DIRECTIONS FOR THIS TASK:
Set down, without alteration, the lines from the one that contains "Output a JSON" through the final line of the material below.

-- start of RECORDS SUPPLIED --

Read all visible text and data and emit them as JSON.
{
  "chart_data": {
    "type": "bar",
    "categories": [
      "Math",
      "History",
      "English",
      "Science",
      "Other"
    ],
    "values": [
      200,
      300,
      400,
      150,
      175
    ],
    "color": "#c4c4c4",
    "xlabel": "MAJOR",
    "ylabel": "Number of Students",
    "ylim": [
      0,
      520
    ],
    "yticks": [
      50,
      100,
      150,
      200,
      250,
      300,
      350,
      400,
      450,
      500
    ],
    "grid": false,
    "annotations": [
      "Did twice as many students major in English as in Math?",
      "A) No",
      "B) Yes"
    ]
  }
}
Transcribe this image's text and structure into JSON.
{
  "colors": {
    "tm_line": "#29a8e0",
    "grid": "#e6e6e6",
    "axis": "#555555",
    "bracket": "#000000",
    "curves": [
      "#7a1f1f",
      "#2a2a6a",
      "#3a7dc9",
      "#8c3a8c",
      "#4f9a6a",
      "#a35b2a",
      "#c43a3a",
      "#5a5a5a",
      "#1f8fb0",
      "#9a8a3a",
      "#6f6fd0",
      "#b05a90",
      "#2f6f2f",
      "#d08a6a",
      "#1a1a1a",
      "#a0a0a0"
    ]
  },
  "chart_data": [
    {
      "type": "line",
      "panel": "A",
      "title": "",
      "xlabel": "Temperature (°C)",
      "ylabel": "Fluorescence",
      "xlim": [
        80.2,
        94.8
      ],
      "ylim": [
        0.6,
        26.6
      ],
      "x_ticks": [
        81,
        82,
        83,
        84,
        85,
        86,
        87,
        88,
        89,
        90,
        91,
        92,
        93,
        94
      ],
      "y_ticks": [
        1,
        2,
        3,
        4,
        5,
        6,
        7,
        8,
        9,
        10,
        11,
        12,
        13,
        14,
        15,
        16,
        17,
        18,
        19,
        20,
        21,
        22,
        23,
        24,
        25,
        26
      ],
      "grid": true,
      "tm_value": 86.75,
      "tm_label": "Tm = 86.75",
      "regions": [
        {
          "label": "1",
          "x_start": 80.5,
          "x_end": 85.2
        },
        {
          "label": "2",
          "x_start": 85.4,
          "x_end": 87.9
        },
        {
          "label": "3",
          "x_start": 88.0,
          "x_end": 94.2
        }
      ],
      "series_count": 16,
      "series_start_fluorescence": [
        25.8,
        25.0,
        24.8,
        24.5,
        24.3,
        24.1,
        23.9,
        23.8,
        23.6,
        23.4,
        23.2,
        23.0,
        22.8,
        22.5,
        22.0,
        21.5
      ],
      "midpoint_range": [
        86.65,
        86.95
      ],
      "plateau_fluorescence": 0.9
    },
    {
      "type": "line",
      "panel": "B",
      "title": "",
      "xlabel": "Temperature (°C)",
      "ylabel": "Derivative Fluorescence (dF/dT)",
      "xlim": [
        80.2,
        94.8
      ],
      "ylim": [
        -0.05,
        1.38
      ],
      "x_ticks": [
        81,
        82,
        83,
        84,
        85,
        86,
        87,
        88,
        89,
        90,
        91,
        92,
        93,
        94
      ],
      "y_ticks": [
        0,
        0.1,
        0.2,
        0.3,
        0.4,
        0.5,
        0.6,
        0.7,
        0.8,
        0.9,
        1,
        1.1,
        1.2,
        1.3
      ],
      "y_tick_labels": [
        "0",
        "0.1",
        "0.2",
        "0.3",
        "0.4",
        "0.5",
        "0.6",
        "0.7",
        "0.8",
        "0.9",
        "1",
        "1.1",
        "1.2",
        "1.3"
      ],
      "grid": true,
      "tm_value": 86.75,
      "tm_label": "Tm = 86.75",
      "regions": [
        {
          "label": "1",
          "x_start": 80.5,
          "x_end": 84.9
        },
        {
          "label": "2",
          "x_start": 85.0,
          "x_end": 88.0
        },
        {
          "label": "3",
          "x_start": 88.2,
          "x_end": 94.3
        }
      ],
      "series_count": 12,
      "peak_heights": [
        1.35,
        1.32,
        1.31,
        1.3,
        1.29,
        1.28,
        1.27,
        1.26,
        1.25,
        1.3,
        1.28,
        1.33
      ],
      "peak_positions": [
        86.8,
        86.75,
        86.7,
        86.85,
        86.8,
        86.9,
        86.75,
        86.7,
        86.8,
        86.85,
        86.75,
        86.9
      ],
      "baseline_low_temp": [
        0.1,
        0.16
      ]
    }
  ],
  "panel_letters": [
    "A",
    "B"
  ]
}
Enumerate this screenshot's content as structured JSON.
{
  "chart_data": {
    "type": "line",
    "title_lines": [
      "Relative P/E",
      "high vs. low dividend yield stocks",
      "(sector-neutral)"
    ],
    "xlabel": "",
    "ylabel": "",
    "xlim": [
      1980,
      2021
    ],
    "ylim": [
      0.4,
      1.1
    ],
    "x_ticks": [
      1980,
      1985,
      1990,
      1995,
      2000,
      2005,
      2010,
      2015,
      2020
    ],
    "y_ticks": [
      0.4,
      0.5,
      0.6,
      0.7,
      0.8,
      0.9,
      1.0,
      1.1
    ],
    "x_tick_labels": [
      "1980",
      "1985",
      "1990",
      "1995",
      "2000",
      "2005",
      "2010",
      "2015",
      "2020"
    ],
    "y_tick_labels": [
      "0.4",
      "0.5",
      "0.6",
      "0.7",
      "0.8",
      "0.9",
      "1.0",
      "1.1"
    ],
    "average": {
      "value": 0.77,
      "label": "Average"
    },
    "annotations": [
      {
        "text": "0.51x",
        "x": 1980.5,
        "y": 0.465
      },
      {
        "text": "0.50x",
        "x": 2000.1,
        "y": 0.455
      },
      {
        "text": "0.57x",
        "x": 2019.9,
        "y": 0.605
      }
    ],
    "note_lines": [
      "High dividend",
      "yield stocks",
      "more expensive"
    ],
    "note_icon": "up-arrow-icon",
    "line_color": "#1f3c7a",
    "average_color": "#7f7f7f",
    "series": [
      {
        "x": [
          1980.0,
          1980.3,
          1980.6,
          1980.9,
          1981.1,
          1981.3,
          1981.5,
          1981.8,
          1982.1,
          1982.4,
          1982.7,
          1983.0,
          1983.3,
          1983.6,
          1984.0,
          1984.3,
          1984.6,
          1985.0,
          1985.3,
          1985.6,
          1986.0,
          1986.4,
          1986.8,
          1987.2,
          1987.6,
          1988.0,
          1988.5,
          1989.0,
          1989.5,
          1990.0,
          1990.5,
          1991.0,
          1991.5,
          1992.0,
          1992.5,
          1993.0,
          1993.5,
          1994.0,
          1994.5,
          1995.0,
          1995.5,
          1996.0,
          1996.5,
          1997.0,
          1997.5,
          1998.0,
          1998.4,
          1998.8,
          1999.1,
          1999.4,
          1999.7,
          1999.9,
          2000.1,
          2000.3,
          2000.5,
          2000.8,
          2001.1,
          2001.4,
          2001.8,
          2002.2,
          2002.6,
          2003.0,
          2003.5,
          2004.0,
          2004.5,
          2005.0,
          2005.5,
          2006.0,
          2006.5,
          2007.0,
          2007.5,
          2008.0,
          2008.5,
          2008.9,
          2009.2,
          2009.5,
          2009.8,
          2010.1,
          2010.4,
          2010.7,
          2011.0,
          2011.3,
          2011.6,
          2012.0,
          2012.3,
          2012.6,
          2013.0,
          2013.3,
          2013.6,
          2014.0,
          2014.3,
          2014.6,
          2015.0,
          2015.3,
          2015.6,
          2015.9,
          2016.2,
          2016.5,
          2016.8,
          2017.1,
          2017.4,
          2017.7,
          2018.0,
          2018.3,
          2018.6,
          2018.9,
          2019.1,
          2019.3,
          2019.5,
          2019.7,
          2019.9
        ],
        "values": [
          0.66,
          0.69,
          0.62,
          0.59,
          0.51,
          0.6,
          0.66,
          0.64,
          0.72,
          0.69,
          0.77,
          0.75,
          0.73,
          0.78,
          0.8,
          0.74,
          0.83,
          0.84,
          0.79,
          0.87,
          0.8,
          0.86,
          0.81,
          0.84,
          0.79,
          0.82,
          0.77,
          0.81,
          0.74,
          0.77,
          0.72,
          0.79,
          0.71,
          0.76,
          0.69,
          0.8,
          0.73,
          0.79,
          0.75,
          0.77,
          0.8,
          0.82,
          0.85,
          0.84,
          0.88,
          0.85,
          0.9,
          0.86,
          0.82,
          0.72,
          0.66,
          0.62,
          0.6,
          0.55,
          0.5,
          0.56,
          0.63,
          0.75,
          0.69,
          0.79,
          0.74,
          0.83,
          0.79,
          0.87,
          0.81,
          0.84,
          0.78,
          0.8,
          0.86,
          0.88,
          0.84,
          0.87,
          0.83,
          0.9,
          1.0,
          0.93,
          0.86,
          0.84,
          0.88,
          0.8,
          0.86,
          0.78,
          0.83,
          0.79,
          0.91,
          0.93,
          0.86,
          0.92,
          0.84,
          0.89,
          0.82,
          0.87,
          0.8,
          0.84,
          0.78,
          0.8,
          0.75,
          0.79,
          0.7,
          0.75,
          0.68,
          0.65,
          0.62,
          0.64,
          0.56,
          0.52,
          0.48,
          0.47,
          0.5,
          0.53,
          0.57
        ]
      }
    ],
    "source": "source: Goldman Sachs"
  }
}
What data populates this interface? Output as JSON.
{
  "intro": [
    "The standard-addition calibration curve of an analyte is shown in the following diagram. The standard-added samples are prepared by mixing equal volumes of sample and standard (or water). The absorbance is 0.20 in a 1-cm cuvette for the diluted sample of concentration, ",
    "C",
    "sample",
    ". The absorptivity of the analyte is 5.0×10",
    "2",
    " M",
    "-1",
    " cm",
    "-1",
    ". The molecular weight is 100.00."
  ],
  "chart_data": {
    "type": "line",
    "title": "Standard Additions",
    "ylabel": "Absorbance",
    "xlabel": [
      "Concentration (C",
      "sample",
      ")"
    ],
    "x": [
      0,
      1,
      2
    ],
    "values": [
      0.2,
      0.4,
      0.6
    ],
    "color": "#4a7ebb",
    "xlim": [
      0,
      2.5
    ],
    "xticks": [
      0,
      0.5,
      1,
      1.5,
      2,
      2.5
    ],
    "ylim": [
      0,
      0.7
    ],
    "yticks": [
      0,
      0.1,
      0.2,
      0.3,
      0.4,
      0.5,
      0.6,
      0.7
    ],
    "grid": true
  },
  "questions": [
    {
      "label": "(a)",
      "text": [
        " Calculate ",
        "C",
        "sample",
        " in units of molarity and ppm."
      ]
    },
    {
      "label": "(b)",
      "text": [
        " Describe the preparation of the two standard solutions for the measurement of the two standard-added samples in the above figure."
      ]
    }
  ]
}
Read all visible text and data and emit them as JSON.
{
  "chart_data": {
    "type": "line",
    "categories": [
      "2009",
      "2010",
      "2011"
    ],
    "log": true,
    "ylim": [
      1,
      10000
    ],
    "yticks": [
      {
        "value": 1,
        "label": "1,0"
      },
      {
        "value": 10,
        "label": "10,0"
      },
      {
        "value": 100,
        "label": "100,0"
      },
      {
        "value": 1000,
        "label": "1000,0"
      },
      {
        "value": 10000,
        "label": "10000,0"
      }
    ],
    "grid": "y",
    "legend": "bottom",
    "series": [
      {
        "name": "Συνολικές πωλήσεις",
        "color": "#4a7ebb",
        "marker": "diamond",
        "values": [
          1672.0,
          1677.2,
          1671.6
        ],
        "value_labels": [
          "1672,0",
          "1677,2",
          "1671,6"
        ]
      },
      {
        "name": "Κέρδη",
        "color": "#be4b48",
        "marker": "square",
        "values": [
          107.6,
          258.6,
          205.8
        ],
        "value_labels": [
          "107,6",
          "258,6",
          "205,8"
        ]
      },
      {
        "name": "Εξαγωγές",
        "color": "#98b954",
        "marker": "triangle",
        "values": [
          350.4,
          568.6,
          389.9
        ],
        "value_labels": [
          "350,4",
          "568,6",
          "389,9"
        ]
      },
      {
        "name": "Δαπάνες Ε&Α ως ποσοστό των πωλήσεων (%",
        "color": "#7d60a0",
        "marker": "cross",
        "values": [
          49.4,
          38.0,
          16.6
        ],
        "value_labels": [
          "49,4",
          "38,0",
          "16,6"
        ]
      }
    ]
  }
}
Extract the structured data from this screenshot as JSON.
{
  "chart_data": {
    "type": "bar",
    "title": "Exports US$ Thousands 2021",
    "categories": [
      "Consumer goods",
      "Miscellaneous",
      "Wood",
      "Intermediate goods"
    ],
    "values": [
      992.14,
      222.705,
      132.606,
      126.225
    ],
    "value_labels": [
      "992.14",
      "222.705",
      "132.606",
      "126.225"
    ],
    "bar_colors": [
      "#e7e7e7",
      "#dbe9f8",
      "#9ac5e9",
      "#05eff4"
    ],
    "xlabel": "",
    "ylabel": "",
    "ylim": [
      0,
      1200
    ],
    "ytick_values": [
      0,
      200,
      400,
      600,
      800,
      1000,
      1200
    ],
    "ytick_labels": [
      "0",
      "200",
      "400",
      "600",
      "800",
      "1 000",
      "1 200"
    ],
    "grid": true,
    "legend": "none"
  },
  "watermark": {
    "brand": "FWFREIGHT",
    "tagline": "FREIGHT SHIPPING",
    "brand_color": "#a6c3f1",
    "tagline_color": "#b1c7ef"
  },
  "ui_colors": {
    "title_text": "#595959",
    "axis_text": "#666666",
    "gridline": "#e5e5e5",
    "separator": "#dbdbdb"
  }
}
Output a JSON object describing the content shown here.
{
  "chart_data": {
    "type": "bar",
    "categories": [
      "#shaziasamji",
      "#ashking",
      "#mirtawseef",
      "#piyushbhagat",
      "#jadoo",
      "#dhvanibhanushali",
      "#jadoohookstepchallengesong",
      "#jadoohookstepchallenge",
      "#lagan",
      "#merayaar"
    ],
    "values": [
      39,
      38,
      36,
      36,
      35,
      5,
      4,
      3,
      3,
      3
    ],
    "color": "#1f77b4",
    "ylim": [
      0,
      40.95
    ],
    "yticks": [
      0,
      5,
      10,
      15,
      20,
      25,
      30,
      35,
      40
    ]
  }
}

-- end of RECORDS SUPPLIED --

OUTPUT OF THE TASK:
Output a JSON object describing the content shown here.
{
  "chart_data": {
    "type": "bar",
    "categories": [
      "#shaziasamji",
      "#ashking",
      "#mirtawseef",
      "#piyushbhagat",
      "#jadoo",
      "#dhvanibhanushali",
      "#jadoohookstepchallengesong",
      "#jadoohookstepchallenge",
      "#lagan",
      "#merayaar"
    ],
    "values": [
      39,
      38,
      36,
      36,
      35,
      5,
      4,
      3,
      3,
      3
    ],
    "color": "#1f77b4",
    "ylim": [
      0,
      40.95
    ],
    "yticks": [
      0,
      5,
      10,
      15,
      20,
      25,
      30,
      35,
      40
    ]
  }
}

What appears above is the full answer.